§ **Requirement**: Please repeat, word for word, the stretch of the Ahmo trial article from "Prior to the" through "right against self-incrimination.".

§ **Source extract**:
##########

This article was published 25/09/2023 (760 days ago), so information in it may no longer be current.

A trial for a corrections officer charged in the death of jail inmate William Ahmo will move to closing arguments Wednesday after a judge rejected a defence bid to exclude written reports the officer provided to superiors following a violent 2021 standoff.

Ahmo, 45, died in hospital Feb. 14, 2021 — seven days after he was injured during a prolonged standoff with corrections officers at Headingley Correctional Centre.

Corrections officer Robert Jeffrey Morden, 44, who led the emergency response team that ultimately took Ahmo down, is on trial charged with criminal negligence causing death and failing to provide necessities of life.

SCREENSHOT
                                William Ahmo, 45, died in hospital Feb. 14, 2021 — seven days after he was injured during a prolonged standoff with corrections officers at Headingley Correctional Centre.

SCREENSHOT

William Ahmo, 45, died in hospital Feb. 14, 2021 — seven days after he was injured during a prolonged standoff with corrections officers at Headingley Correctional Centre.

Jail video previously played for court showed Morden and nearly a dozen other response officers storming the common area of Ahmo’s unit and firing several chemical irritant projectiles as the inmate stood on a second-floor walkway.

Officers took Ahmo to the ground and forcefully restrained him for several minutes before he was found not breathing. Paramedics restored Ahmo’s heartbeat, but he never regained consciousness and died in hospital seven days later.

Under the correctional service’s use-of-force policy, any officer directly involved in, or a witness to, a use-of-force incident is required to provide a written report to their superiors, including a threat assessment, what they saw and what they did.

Prior to the trial, Crown lawyers signalled they would be seeking to use the reports in their cross-examination of Morden, should he testify. Morden’s lawyers filed a charter challenge, arguing use of the reports would violate Morden’s right against self-incrimination.

Lawyers argued the charter challenge before provincial court Judge Tony Cellitti earlier this month. Cellitti ruled Monday the reports were admissible.

##########

§ **Stored data entries**:

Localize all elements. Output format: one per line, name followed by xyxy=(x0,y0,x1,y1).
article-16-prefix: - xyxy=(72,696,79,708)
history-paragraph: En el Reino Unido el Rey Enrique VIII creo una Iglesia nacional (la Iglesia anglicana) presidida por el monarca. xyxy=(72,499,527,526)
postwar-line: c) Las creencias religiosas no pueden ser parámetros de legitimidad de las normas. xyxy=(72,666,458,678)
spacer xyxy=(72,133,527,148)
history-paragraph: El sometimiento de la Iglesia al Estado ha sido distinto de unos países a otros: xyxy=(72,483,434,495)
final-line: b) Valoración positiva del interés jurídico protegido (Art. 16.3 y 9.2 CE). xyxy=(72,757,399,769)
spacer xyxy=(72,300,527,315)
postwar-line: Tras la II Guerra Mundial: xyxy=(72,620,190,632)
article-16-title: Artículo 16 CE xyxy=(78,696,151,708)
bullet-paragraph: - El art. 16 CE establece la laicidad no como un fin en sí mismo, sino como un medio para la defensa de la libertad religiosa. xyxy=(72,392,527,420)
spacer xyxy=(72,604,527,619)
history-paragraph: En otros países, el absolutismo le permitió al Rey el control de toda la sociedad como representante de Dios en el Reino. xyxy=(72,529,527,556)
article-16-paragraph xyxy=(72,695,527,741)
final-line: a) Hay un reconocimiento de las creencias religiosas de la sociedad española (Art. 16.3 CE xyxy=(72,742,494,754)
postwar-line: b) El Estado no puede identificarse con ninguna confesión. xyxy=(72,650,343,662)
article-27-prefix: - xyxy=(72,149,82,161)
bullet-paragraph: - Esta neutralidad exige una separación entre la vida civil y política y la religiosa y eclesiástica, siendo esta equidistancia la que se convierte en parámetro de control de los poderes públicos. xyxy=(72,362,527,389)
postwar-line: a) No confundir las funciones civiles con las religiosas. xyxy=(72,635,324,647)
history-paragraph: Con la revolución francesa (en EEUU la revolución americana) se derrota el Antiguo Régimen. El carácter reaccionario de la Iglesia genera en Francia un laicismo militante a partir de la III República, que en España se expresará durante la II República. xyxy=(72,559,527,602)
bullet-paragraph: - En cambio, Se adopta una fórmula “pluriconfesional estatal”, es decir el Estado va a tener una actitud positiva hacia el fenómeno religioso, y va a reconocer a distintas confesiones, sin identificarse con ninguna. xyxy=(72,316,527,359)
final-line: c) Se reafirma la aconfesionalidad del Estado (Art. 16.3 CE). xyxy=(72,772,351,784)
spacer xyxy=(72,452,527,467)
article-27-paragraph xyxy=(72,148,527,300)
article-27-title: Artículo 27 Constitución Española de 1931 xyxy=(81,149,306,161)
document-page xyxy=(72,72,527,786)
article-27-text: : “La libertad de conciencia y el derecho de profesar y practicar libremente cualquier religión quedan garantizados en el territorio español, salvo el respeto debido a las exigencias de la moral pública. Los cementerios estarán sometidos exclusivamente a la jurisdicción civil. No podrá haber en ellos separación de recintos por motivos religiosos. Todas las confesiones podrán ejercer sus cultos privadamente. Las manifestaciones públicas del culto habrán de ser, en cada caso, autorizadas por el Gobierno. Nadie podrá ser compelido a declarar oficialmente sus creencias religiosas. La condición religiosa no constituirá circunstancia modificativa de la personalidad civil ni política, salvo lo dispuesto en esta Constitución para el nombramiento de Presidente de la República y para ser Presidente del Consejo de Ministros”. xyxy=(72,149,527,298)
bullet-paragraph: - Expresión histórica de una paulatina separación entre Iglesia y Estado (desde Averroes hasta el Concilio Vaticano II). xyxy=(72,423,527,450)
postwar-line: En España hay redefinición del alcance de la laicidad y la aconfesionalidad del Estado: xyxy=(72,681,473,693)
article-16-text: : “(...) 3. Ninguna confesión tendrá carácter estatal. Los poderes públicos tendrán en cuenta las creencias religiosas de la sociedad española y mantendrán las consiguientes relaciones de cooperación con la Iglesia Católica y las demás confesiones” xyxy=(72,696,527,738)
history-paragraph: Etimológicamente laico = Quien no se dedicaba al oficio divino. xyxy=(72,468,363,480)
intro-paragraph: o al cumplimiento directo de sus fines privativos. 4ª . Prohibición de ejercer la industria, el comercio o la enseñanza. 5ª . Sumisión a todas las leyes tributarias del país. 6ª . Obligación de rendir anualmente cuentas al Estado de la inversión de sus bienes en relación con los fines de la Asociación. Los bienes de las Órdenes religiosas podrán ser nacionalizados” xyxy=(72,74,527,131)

##########

§ **Task answer**:
Prior to the trial, Crown lawyers signalled they would be seeking to use the reports in their cross-examination of Morden, should he testify. Morden’s lawyers filed a charter challenge, arguing use of the reports would violate Morden’s right against self-incrimination.